◆ **Texto para leer**:
%%

El bulevar de los sueños rotos es un grito al cielo en busca de una cierta esperanza, esperanza que no se puede comprar, pero si se suele vender. Esperanza por unos viejos sueños rotos que se intentarán sustituir por otros nuevos. Esperanza por sentir el que nunca acabe la diversión que debería estar, en parte, siempre ligada al propio arte, en contraposición a esa vergonzosa esclavitud de la gente obligada a trabajar produciendo basura que se burla de la misma idea de lo que es el arte.
¿Qué ocurre cuando se siente que la diversión se ha terminado? ¿No era el arte en sí un paraíso de la creación? ¿No era un reflejo de la evolución del artista como persona? ¿Es posible que sea incluso terapéutico hacia el propio autor? ¿Existe realmente esa magia entre el autor y su obra? Todo esto y mucho más es lo que podréis descubrir si os acercáis a este cómic que sirve como gran metáfora sobre los ideales de un autor al que le encanta envolverse de un estilo vodevil tan propio de principios del siglo XX. Todo ello, impregnado de grandes dosis de locura, un dibujo de enfermizo detalle y sensaciones perturbadoras, saltos narrativos en el tiempo y una perfecta orquestación de página que es para quitarse el sombrero. Indispensable en cualquier comicteca, y, sin duda, uno de los cómics de año.
2 comentarios:
Para mí, el mejor tebeo del año, sin duda.
Pues me parece que vamos a coincidir tio berni.

%%

◆ **Datos extraídos**:
%%

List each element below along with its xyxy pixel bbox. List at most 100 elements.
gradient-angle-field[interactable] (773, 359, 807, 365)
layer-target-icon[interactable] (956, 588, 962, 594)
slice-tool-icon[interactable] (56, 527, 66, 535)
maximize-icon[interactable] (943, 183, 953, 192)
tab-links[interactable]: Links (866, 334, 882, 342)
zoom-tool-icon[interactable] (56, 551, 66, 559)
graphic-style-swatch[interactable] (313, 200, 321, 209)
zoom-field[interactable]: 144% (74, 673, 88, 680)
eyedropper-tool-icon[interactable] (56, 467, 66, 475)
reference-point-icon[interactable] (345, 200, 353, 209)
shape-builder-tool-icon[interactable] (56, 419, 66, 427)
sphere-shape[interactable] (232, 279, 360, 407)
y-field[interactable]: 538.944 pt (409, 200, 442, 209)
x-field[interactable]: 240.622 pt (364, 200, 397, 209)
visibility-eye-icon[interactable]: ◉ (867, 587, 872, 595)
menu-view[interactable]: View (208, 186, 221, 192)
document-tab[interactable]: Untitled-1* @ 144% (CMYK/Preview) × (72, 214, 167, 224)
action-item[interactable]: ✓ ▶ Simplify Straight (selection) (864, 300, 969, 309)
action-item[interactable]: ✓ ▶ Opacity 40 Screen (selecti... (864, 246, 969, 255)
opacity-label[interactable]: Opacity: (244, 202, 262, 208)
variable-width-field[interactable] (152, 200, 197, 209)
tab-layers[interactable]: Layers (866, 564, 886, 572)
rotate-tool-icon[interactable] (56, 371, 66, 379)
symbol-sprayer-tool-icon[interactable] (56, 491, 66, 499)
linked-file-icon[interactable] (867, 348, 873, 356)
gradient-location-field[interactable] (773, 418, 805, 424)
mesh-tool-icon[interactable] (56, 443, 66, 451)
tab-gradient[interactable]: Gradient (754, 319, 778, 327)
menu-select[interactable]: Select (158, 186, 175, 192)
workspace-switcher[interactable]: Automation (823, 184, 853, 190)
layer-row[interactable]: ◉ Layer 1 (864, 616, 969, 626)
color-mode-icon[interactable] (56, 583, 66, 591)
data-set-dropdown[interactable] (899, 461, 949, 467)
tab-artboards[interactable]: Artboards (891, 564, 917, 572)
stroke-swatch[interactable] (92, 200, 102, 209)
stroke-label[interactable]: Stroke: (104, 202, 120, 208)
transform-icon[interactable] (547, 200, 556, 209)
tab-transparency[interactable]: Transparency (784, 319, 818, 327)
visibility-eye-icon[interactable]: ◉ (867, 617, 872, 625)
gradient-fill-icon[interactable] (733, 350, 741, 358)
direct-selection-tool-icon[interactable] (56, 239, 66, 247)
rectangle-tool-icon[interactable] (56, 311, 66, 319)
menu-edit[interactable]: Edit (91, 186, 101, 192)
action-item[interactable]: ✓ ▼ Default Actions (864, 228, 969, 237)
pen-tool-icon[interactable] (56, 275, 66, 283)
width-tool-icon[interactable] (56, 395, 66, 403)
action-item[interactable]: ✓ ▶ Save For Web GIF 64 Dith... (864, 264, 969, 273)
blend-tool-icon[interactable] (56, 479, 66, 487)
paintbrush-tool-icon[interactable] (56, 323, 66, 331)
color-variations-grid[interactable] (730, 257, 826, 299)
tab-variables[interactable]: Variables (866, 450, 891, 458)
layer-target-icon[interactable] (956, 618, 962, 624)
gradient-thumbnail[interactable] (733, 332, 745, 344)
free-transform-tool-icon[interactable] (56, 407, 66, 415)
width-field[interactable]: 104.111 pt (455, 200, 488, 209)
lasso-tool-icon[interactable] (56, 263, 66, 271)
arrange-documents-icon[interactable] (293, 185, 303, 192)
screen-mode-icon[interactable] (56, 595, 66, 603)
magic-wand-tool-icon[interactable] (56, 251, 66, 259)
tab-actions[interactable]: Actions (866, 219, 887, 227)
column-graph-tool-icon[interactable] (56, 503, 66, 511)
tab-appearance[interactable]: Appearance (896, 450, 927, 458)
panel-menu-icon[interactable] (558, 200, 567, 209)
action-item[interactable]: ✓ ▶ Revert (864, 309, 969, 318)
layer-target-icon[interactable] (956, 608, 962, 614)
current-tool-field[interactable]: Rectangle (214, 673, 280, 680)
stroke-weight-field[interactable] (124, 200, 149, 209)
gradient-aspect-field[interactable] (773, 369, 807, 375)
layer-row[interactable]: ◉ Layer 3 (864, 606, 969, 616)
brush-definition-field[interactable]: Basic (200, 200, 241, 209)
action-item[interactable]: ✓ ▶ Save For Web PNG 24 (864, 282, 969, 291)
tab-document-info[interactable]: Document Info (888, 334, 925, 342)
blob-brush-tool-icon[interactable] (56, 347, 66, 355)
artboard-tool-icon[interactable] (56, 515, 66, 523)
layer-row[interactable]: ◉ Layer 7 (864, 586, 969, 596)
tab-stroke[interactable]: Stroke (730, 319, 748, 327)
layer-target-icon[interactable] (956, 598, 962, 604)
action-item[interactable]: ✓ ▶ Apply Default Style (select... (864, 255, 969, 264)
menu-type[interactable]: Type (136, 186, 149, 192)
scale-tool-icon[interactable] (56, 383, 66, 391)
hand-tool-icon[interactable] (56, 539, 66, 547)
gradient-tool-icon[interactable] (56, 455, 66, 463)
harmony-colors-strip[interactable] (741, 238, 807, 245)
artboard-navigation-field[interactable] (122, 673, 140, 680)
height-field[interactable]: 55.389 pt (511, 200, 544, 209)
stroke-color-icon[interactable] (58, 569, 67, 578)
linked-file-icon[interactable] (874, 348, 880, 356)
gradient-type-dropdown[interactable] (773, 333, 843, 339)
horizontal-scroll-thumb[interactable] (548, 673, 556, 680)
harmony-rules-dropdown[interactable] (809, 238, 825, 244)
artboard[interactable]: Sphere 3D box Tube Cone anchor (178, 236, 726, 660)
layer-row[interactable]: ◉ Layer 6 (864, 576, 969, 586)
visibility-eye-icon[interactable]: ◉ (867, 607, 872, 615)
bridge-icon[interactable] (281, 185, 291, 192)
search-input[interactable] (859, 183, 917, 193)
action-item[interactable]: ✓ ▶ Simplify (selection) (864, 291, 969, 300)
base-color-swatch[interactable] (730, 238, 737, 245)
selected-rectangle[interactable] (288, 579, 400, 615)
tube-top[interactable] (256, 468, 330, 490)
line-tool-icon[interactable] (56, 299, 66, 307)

%%

◆ **Instrucción**: Resume en dos oraciones la reseña sobre el cómic El bulevar de los sueños rotos.

◆ **Tarea resuelta**: La reseña presenta El bulevar de los sueños rotos como un grito en busca de esperanza y como una gran metáfora sobre los ideales de un autor aficionado al estilo vodevil de principios del siglo XX, que invita a preguntarse por la diversión, la creación y la relación entre el autor y su obra. Destaca su locura, su dibujo de enfermizo detalle, sus saltos narrativos en el tiempo y su perfecta orquestación de página, y lo considera indispensable en cualquier comicteca y uno de los cómics del año.